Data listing
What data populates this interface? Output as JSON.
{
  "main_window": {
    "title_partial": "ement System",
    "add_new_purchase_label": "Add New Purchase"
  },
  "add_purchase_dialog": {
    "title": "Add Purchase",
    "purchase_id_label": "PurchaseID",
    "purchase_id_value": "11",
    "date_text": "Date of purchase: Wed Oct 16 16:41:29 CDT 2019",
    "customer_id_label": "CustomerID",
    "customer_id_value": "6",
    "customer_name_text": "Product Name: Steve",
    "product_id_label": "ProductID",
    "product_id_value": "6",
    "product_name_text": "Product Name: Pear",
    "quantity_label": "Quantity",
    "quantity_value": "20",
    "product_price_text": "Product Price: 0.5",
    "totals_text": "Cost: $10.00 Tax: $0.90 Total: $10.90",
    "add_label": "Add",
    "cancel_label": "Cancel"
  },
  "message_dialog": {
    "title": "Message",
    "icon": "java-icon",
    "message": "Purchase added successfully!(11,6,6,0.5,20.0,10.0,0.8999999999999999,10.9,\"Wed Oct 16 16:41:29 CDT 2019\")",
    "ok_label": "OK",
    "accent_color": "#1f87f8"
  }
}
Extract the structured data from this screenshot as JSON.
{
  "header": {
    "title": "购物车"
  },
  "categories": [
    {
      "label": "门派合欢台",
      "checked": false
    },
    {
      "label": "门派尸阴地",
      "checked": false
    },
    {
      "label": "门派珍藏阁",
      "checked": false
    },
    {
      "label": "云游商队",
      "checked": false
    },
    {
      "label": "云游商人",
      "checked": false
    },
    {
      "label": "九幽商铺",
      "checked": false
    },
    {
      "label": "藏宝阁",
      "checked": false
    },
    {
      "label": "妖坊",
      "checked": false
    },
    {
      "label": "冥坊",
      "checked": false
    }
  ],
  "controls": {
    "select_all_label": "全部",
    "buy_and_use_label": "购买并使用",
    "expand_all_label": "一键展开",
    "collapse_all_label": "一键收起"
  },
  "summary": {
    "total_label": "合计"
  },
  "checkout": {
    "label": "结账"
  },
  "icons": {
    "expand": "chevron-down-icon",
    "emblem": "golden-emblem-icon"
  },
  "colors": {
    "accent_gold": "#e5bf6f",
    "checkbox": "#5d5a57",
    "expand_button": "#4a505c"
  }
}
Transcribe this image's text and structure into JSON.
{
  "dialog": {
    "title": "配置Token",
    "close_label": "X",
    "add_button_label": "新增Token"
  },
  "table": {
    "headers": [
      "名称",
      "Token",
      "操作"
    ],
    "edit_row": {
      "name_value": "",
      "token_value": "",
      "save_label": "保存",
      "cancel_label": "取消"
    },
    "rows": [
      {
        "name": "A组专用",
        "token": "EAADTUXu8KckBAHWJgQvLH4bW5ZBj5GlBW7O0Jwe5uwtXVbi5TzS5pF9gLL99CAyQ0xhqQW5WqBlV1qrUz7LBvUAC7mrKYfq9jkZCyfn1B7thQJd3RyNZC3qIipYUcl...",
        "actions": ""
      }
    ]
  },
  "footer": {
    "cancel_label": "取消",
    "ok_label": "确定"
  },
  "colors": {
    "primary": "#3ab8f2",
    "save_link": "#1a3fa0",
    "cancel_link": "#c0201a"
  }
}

- WORK REQUIRED
Transcribe every entry verbatim.

- WRITTEN REPLY
What data populates this interface? Output as JSON.
{
  "main_window": {
    "title_partial": "ement System",
    "add_new_purchase_label": "Add New Purchase"
  },
  "add_purchase_dialog": {
    "title": "Add Purchase",
    "purchase_id_label": "PurchaseID",
    "purchase_id_value": "11",
    "date_text": "Date of purchase: Wed Oct 16 16:41:29 CDT 2019",
    "customer_id_label": "CustomerID",
    "customer_id_value": "6",
    "customer_name_text": "Product Name: Steve",
    "product_id_label": "ProductID",
    "product_id_value": "6",
    "product_name_text": "Product Name: Pear",
    "quantity_label": "Quantity",
    "quantity_value": "20",
    "product_price_text": "Product Price: 0.5",
    "totals_text": "Cost: $10.00 Tax: $0.90 Total: $10.90",
    "add_label": "Add",
    "cancel_label": "Cancel"
  },
  "message_dialog": {
    "title": "Message",
    "icon": "java-icon",
    "message": "Purchase added successfully!(11,6,6,0.5,20.0,10.0,0.8999999999999999,10.9,\"Wed Oct 16 16:41:29 CDT 2019\")",
    "ok_label": "OK",
    "accent_color": "#1f87f8"
  }
}
Extract the structured data from this screenshot as JSON.
{
  "header": {
    "title": "购物车"
  },
  "categories": [
    {
      "label": "门派合欢台",
      "checked": false
    },
    {
      "label": "门派尸阴地",
      "checked": false
    },
    {
      "label": "门派珍藏阁",
      "checked": false
    },
    {
      "label": "云游商队",
      "checked": false
    },
    {
      "label": "云游商人",
      "checked": false
    },
    {
      "label": "九幽商铺",
      "checked": false
    },
    {
      "label": "藏宝阁",
      "checked": false
    },
    {
      "label": "妖坊",
      "checked": false
    },
    {
      "label": "冥坊",
      "checked": false
    }
  ],
  "controls": {
    "select_all_label": "全部",
    "buy_and_use_label": "购买并使用",
    "expand_all_label": "一键展开",
    "collapse_all_label": "一键收起"
  },
  "summary": {
    "total_label": "合计"
  },
  "checkout": {
    "label": "结账"
  },
  "icons": {
    "expand": "chevron-down-icon",
    "emblem": "golden-emblem-icon"
  },
  "colors": {
    "accent_gold": "#e5bf6f",
    "checkbox": "#5d5a57",
    "expand_button": "#4a505c"
  }
}
Transcribe this image's text and structure into JSON.
{
  "dialog": {
    "title": "配置Token",
    "close_label": "X",
    "add_button_label": "新增Token"
  },
  "table": {
    "headers": [
      "名称",
      "Token",
      "操作"
    ],
    "edit_row": {
      "name_value": "",
      "token_value": "",
      "save_label": "保存",
      "cancel_label": "取消"
    },
    "rows": [
      {
        "name": "A组专用",
        "token": "EAADTUXu8KckBAHWJgQvLH4bW5ZBj5GlBW7O0Jwe5uwtXVbi5TzS5pF9gLL99CAyQ0xhqQW5WqBlV1qrUz7LBvUAC7mrKYfq9jkZCyfn1B7thQJd3RyNZC3qIipYUcl...",
        "actions": ""
      }
    ]
  },
  "footer": {
    "cancel_label": "取消",
    "ok_label": "确定"
  },
  "colors": {
    "primary": "#3ab8f2",
    "save_link": "#1a3fa0",
    "cancel_link": "#c0201a"
  }
}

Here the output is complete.